What is expected - Show each line of the data below that has the string "upośledzenie" in it.

Data -
-- Begin --

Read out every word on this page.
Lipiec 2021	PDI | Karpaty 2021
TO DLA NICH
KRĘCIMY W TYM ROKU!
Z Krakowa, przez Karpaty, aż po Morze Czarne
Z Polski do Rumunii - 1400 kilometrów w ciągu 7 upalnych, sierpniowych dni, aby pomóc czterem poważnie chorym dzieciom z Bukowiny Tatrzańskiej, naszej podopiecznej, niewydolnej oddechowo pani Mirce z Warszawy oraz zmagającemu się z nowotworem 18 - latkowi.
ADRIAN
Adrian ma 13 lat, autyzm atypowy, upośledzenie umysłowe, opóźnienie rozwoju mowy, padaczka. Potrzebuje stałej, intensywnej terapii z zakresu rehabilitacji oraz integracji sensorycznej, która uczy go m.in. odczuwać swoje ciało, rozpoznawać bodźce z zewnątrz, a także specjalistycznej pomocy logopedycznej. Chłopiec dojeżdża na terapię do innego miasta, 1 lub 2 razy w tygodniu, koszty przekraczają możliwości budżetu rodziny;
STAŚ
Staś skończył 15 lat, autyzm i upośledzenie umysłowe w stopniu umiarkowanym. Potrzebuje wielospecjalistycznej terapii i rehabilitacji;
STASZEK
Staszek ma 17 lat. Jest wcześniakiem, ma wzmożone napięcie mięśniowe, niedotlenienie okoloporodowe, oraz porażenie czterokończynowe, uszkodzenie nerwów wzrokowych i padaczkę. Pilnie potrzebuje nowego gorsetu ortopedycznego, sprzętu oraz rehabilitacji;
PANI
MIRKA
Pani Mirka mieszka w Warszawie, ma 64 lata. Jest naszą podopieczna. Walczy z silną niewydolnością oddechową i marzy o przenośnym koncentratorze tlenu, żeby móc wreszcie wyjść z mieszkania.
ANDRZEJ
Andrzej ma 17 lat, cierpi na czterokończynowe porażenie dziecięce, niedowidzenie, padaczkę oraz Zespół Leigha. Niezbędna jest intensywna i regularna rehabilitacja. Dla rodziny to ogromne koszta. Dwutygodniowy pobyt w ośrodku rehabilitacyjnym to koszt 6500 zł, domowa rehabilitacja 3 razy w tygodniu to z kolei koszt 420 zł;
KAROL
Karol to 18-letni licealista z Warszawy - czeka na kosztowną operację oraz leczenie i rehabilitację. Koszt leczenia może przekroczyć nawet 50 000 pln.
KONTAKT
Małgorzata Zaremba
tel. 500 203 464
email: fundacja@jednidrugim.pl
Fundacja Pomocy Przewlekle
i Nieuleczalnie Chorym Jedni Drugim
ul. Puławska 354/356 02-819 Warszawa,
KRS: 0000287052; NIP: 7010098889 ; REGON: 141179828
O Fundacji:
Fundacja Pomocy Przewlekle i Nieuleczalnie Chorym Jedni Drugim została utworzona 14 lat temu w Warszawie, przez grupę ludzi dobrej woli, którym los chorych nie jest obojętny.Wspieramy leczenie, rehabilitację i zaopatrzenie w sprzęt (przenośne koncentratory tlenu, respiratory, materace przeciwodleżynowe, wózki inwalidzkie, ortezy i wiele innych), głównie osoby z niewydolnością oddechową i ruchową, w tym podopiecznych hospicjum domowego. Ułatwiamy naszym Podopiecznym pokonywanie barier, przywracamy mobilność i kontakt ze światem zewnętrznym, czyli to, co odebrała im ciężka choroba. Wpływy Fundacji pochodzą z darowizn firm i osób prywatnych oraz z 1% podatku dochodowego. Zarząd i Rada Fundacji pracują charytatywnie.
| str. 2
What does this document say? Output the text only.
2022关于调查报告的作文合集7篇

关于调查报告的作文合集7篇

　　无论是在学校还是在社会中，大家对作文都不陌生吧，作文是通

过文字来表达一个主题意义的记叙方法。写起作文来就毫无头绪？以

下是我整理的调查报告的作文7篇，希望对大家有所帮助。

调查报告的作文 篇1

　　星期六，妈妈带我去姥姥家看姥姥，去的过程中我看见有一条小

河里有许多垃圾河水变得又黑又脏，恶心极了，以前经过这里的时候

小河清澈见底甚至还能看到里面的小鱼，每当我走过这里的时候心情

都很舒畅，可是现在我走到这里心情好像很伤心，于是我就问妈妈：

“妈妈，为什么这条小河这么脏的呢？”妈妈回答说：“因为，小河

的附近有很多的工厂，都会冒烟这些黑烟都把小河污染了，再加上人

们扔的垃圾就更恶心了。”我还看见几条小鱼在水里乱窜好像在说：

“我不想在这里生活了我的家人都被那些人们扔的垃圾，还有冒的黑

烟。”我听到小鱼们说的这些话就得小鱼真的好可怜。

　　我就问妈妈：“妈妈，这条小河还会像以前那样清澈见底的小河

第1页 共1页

-- End --

Exercise output -
Adrian ma 13 lat, autyzm atypowy, upośledzenie umysłowe, opóźnienie rozwoju mowy, padaczka. Potrzebuje stałej, intensywnej terapii z zakresu rehabilitacji oraz integracji sensorycznej, która uczy go m.in. odczuwać swoje ciało, rozpoznawać bodźce z zewnątrz, a także specjalistycznej pomocy logopedycznej. Chłopiec dojeżdża na terapię do innego miasta, 1 lub 2 razy w tygodniu, koszty przekraczają możliwości budżetu rodziny;
Staś skończył 15 lat, autyzm i upośledzenie umysłowe w stopniu umiarkowanym. Potrzebuje wielospecjalistycznej terapii i rehabilitacji;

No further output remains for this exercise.